Records to use:

::::::

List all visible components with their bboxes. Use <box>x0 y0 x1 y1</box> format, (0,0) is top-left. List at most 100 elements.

::::::

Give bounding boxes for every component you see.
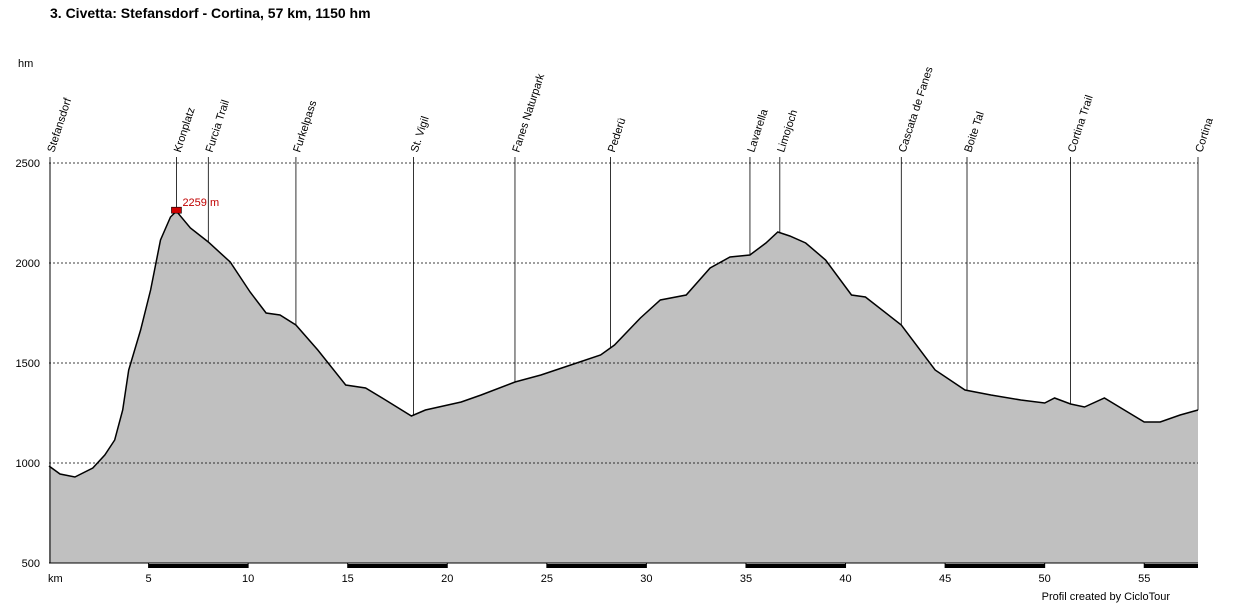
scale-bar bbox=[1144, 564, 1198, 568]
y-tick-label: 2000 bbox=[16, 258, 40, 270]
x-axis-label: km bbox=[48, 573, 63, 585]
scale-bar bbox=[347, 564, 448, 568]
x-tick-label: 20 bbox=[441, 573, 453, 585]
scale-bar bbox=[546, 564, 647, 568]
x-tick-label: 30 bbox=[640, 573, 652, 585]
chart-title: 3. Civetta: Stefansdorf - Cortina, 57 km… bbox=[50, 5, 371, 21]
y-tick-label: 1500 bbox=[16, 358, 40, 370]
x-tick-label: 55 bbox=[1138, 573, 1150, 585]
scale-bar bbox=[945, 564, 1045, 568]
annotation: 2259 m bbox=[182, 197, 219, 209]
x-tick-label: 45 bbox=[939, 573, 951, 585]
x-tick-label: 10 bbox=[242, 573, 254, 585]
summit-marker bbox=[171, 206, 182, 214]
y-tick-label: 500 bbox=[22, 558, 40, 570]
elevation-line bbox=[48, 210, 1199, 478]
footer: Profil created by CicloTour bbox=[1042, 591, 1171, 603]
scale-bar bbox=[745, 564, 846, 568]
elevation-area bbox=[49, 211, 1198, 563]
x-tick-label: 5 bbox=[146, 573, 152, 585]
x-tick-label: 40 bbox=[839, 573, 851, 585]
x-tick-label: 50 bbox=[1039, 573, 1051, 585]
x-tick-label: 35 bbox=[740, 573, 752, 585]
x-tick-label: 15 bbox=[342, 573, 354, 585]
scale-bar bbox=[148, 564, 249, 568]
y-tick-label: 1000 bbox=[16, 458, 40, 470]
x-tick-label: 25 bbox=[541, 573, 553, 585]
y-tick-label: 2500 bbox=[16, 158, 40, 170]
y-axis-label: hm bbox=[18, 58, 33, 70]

::::::

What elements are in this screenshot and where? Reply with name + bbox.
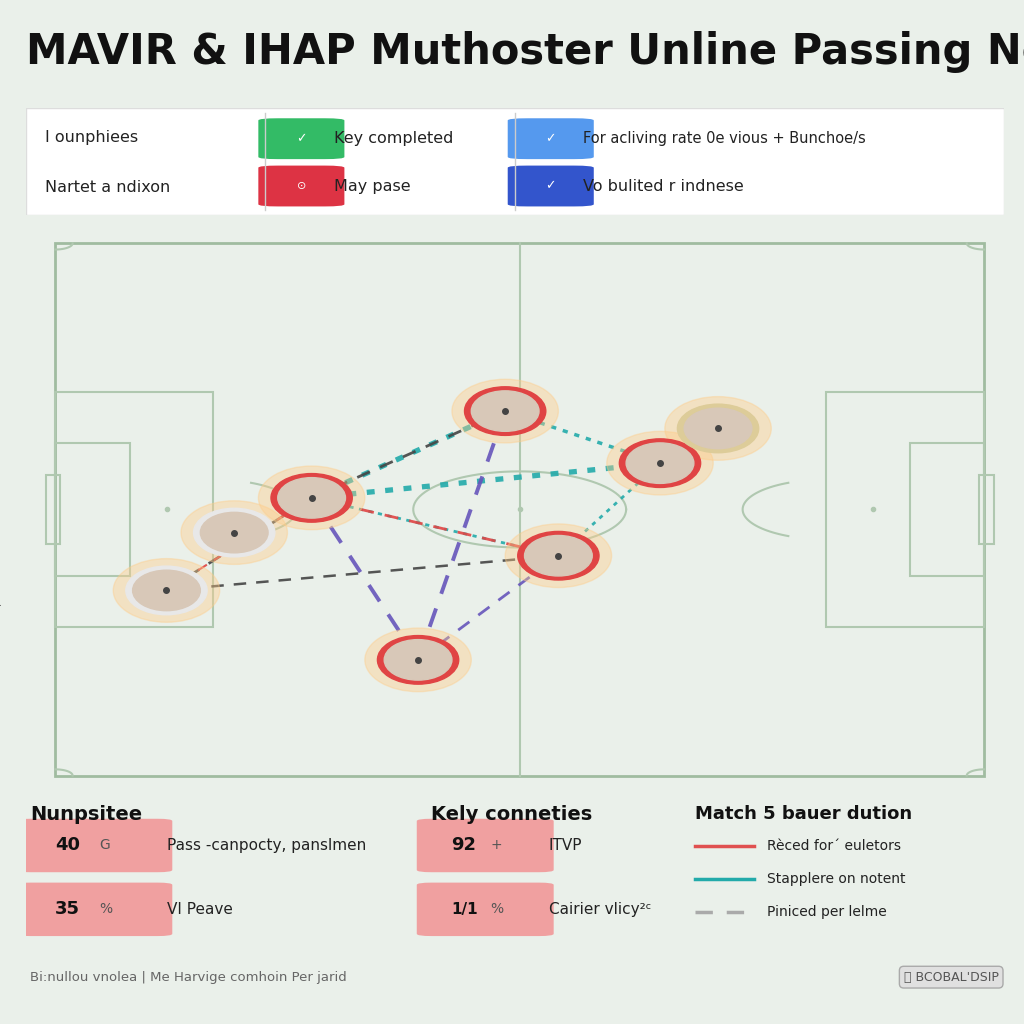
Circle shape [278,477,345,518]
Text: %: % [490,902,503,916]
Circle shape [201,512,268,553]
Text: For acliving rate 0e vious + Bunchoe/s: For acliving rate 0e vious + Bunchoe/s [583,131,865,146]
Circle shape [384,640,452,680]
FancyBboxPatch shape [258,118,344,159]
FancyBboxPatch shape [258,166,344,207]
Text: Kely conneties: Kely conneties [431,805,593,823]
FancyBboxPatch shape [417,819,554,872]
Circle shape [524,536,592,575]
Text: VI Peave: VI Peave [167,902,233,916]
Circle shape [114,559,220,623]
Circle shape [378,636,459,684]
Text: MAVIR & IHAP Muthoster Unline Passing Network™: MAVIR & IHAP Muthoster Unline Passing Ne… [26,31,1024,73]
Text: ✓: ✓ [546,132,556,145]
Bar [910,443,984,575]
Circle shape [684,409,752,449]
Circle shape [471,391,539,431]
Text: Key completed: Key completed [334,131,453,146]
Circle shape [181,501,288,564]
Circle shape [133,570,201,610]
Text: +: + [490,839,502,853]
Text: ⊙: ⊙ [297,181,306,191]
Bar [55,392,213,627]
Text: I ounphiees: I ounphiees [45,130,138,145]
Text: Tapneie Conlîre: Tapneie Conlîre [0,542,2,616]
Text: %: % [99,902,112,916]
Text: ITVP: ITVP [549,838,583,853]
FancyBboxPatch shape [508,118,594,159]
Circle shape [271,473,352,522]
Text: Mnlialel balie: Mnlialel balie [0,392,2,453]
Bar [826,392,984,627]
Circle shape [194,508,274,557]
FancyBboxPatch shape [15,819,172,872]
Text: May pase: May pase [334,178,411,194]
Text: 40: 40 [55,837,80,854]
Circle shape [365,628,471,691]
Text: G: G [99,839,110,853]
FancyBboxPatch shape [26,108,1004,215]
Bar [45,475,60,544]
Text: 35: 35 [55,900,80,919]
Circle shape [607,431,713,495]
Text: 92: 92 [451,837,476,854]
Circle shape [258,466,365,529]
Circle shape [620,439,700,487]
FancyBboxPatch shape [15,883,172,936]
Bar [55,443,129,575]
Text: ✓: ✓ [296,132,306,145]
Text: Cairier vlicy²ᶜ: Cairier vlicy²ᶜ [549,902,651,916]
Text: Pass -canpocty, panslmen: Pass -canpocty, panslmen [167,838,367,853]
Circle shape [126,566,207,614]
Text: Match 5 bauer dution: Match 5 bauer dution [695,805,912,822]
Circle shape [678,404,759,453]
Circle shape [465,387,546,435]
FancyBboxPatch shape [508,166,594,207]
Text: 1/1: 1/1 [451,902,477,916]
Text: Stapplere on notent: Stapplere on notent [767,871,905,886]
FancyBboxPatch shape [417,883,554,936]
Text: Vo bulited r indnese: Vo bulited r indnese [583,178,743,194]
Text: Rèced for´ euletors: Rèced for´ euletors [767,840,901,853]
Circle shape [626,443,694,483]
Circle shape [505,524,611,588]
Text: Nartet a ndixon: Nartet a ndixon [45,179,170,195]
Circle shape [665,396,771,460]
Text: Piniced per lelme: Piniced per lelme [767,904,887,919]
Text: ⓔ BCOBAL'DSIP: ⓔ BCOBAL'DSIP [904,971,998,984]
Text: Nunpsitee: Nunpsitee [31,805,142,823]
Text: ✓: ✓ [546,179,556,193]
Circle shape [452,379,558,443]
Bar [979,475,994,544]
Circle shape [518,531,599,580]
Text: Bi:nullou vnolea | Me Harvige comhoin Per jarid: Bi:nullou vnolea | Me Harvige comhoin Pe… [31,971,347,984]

::::::

Written task: Reproduce every line from the one containing "What elements are" to the one containing "Text: ✓: ✓ [546,132,556,145]", including both of those lines. Omit the picture from your answer.

Answer for the task:
What elements are in this screenshot and where? Reply with name + bbox.
Circle shape [278,477,345,518]
Text: %: % [490,902,503,916]
Circle shape [201,512,268,553]
Text: For acliving rate 0e vious + Bunchoe/s: For acliving rate 0e vious + Bunchoe/s [583,131,865,146]
Circle shape [384,640,452,680]
FancyBboxPatch shape [258,118,344,159]
FancyBboxPatch shape [258,166,344,207]
Text: Kely conneties: Kely conneties [431,805,593,823]
FancyBboxPatch shape [417,819,554,872]
Circle shape [524,536,592,575]
Text: VI Peave: VI Peave [167,902,233,916]
Circle shape [114,559,220,623]
Circle shape [378,636,459,684]
Text: MAVIR & IHAP Muthoster Unline Passing Network™: MAVIR & IHAP Muthoster Unline Passing Ne… [26,31,1024,73]
Text: ✓: ✓ [546,132,556,145]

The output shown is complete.